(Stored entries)
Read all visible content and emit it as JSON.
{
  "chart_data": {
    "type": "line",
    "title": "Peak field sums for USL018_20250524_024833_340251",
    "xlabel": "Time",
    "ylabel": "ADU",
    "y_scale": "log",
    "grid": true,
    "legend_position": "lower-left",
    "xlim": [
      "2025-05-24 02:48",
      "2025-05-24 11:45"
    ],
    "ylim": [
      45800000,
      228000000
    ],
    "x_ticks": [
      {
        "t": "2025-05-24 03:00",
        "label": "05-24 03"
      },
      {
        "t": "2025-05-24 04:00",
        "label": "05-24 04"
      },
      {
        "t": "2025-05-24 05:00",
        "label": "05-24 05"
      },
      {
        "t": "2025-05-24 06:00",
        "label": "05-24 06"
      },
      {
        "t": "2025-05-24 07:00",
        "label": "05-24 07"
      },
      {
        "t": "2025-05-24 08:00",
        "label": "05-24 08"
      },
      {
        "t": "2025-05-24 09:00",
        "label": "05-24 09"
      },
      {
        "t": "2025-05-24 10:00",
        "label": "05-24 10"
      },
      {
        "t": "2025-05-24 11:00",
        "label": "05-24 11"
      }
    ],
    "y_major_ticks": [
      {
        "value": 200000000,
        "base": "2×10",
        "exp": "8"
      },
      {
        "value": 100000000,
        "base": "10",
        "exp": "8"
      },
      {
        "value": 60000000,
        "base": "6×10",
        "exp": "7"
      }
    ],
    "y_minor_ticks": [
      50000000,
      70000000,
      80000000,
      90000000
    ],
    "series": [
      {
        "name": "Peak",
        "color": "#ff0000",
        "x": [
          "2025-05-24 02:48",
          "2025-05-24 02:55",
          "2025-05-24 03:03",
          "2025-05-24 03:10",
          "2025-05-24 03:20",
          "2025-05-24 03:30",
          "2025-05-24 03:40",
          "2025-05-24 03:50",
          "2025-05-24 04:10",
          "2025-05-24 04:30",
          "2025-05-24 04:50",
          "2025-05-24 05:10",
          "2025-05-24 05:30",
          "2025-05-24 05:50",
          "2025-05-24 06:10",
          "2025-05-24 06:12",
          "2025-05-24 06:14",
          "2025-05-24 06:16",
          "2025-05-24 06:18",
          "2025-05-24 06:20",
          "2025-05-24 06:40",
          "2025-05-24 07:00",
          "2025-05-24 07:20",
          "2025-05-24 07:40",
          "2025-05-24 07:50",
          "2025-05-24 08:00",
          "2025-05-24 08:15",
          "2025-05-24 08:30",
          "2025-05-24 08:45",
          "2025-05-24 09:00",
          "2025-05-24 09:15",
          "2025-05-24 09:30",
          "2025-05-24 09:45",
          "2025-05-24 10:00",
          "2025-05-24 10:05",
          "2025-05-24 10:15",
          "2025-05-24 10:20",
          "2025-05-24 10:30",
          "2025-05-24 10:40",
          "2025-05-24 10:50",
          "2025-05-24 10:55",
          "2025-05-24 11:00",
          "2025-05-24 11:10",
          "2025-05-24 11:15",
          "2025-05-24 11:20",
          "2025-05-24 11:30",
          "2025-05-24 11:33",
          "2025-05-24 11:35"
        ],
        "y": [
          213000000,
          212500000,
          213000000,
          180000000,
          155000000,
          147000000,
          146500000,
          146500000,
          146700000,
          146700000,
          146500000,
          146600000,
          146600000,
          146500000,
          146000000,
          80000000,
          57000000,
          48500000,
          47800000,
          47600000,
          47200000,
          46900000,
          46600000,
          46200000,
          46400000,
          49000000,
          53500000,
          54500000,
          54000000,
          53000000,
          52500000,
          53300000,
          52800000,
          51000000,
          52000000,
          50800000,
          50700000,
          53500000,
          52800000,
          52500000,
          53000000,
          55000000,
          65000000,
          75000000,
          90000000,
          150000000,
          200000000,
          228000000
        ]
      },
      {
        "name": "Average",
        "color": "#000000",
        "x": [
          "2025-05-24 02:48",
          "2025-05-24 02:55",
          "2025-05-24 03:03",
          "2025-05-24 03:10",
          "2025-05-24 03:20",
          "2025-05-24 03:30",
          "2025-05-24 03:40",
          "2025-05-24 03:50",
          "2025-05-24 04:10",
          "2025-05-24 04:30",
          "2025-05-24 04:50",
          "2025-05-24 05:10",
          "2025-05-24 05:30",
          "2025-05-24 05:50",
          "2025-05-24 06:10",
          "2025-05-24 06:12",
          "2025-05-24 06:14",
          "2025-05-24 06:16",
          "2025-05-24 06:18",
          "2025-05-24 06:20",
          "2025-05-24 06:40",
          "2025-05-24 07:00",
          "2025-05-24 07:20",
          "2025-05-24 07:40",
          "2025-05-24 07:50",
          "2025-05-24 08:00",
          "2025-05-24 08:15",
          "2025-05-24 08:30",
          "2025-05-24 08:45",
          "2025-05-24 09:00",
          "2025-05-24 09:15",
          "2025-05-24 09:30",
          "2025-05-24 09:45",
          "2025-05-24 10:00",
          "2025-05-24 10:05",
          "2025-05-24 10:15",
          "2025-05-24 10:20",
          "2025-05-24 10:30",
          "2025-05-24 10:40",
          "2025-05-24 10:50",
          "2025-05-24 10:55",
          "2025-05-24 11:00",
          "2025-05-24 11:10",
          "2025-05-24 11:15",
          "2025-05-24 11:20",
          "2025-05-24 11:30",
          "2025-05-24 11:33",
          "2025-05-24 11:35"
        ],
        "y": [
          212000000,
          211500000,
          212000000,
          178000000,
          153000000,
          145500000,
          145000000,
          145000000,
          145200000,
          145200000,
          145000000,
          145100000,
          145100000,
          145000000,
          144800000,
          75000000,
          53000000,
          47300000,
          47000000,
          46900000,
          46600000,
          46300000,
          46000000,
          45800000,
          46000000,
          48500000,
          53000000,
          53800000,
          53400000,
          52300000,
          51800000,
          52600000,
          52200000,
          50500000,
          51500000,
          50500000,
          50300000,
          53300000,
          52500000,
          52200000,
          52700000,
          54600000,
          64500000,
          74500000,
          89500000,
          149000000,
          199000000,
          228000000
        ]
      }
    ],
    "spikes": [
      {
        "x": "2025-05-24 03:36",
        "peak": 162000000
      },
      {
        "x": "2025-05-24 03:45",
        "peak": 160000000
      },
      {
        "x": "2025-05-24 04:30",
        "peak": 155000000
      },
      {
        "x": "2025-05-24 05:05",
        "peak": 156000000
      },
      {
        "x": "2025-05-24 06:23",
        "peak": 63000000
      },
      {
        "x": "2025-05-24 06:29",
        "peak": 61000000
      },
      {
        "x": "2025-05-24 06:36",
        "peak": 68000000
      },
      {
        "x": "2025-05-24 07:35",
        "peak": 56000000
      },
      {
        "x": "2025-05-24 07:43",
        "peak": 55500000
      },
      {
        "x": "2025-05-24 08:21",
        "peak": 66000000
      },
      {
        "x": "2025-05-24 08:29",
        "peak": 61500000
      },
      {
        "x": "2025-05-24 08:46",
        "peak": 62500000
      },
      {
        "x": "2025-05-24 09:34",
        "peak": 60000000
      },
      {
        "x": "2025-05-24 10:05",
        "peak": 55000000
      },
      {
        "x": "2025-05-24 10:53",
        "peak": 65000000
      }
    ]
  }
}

→ Given task:
Every line above needs to be retyped exactly.

→ Exercise answer:
Read all visible content and emit it as JSON.
{
  "chart_data": {
    "type": "line",
    "title": "Peak field sums for USL018_20250524_024833_340251",
    "xlabel": "Time",
    "ylabel": "ADU",
    "y_scale": "log",
    "grid": true,
    "legend_position": "lower-left",
    "xlim": [
      "2025-05-24 02:48",
      "2025-05-24 11:45"
    ],
    "ylim": [
      45800000,
      228000000
    ],
    "x_ticks": [
      {
        "t": "2025-05-24 03:00",
        "label": "05-24 03"
      },
      {
        "t": "2025-05-24 04:00",
        "label": "05-24 04"
      },
      {
        "t": "2025-05-24 05:00",
        "label": "05-24 05"
      },
      {
        "t": "2025-05-24 06:00",
        "label": "05-24 06"
      },
      {
        "t": "2025-05-24 07:00",
        "label": "05-24 07"
      },
      {
        "t": "2025-05-24 08:00",
        "label": "05-24 08"
      },
      {
        "t": "2025-05-24 09:00",
        "label": "05-24 09"
      },
      {
        "t": "2025-05-24 10:00",
        "label": "05-24 10"
      },
      {
        "t": "2025-05-24 11:00",
        "label": "05-24 11"
      }
    ],
    "y_major_ticks": [
      {
        "value": 200000000,
        "base": "2×10",
        "exp": "8"
      },
      {
        "value": 100000000,
        "base": "10",
        "exp": "8"
      },
      {
        "value": 60000000,
        "base": "6×10",
        "exp": "7"
      }
    ],
    "y_minor_ticks": [
      50000000,
      70000000,
      80000000,
      90000000
    ],
    "series": [
      {
        "name": "Peak",
        "color": "#ff0000",
        "x": [
          "2025-05-24 02:48",
          "2025-05-24 02:55",
          "2025-05-24 03:03",
          "2025-05-24 03:10",
          "2025-05-24 03:20",
          "2025-05-24 03:30",
          "2025-05-24 03:40",
          "2025-05-24 03:50",
          "2025-05-24 04:10",
          "2025-05-24 04:30",
          "2025-05-24 04:50",
          "2025-05-24 05:10",
          "2025-05-24 05:30",
          "2025-05-24 05:50",
          "2025-05-24 06:10",
          "2025-05-24 06:12",
          "2025-05-24 06:14",
          "2025-05-24 06:16",
          "2025-05-24 06:18",
          "2025-05-24 06:20",
          "2025-05-24 06:40",
          "2025-05-24 07:00",
          "2025-05-24 07:20",
          "2025-05-24 07:40",
          "2025-05-24 07:50",
          "2025-05-24 08:00",
          "2025-05-24 08:15",
          "2025-05-24 08:30",
          "2025-05-24 08:45",
          "2025-05-24 09:00",
          "2025-05-24 09:15",
          "2025-05-24 09:30",
          "2025-05-24 09:45",
          "2025-05-24 10:00",
          "2025-05-24 10:05",
          "2025-05-24 10:15",
          "2025-05-24 10:20",
          "2025-05-24 10:30",
          "2025-05-24 10:40",
          "2025-05-24 10:50",
          "2025-05-24 10:55",
          "2025-05-24 11:00",
          "2025-05-24 11:10",
          "2025-05-24 11:15",
          "2025-05-24 11:20",
          "2025-05-24 11:30",
          "2025-05-24 11:33",
          "2025-05-24 11:35"
        ],
        "y": [
          213000000,
          212500000,
          213000000,
          180000000,
          155000000,
          147000000,
          146500000,
          146500000,
          146700000,
          146700000,
          146500000,
          146600000,
          146600000,
          146500000,
          146000000,
          80000000,
          57000000,
          48500000,
          47800000,
          47600000,
          47200000,
          46900000,
          46600000,
          46200000,
          46400000,
          49000000,
          53500000,
          54500000,
          54000000,
          53000000,
          52500000,
          53300000,
          52800000,
          51000000,
          52000000,
          50800000,
          50700000,
          53500000,
          52800000,
          52500000,
          53000000,
          55000000,
          65000000,
          75000000,
          90000000,
          150000000,
          200000000,
          228000000
        ]
      },
      {
        "name": "Average",
        "color": "#000000",
        "x": [
          "2025-05-24 02:48",
          "2025-05-24 02:55",
          "2025-05-24 03:03",
          "2025-05-24 03:10",
          "2025-05-24 03:20",
          "2025-05-24 03:30",
          "2025-05-24 03:40",
          "2025-05-24 03:50",
          "2025-05-24 04:10",
          "2025-05-24 04:30",
          "2025-05-24 04:50",
          "2025-05-24 05:10",
          "2025-05-24 05:30",
          "2025-05-24 05:50",
          "2025-05-24 06:10",
          "2025-05-24 06:12",
          "2025-05-24 06:14",
          "2025-05-24 06:16",
          "2025-05-24 06:18",
          "2025-05-24 06:20",
          "2025-05-24 06:40",
          "2025-05-24 07:00",
          "2025-05-24 07:20",
          "2025-05-24 07:40",
          "2025-05-24 07:50",
          "2025-05-24 08:00",
          "2025-05-24 08:15",
          "2025-05-24 08:30",
          "2025-05-24 08:45",
          "2025-05-24 09:00",
          "2025-05-24 09:15",
          "2025-05-24 09:30",
          "2025-05-24 09:45",
          "2025-05-24 10:00",
          "2025-05-24 10:05",
          "2025-05-24 10:15",
          "2025-05-24 10:20",
          "2025-05-24 10:30",
          "2025-05-24 10:40",
          "2025-05-24 10:50",
          "2025-05-24 10:55",
          "2025-05-24 11:00",
          "2025-05-24 11:10",
          "2025-05-24 11:15",
          "2025-05-24 11:20",
          "2025-05-24 11:30",
          "2025-05-24 11:33",
          "2025-05-24 11:35"
        ],
        "y": [
          212000000,
          211500000,
          212000000,
          178000000,
          153000000,
          145500000,
          145000000,
          145000000,
          145200000,
          145200000,
          145000000,
          145100000,
          145100000,
          145000000,
          144800000,
          75000000,
          53000000,
          47300000,
          47000000,
          46900000,
          46600000,
          46300000,
          46000000,
          45800000,
          46000000,
          48500000,
          53000000,
          53800000,
          53400000,
          52300000,
          51800000,
          52600000,
          52200000,
          50500000,
          51500000,
          50500000,
          50300000,
          53300000,
          52500000,
          52200000,
          52700000,
          54600000,
          64500000,
          74500000,
          89500000,
          149000000,
          199000000,
          228000000
        ]
      }
    ],
    "spikes": [
      {
        "x": "2025-05-24 03:36",
        "peak": 162000000
      },
      {
        "x": "2025-05-24 03:45",
        "peak": 160000000
      },
      {
        "x": "2025-05-24 04:30",
        "peak": 155000000
      },
      {
        "x": "2025-05-24 05:05",
        "peak": 156000000
      },
      {
        "x": "2025-05-24 06:23",
        "peak": 63000000
      },
      {
        "x": "2025-05-24 06:29",
        "peak": 61000000
      },
      {
        "x": "2025-05-24 06:36",
        "peak": 68000000
      },
      {
        "x": "2025-05-24 07:35",
        "peak": 56000000
      },
      {
        "x": "2025-05-24 07:43",
        "peak": 55500000
      },
      {
        "x": "2025-05-24 08:21",
        "peak": 66000000
      },
      {
        "x": "2025-05-24 08:29",
        "peak": 61500000
      },
      {
        "x": "2025-05-24 08:46",
        "peak": 62500000
      },
      {
        "x": "2025-05-24 09:34",
        "peak": 60000000
      },
      {
        "x": "2025-05-24 10:05",
        "peak": 55000000
      },
      {
        "x": "2025-05-24 10:53",
        "peak": 65000000
      }
    ]
  }
}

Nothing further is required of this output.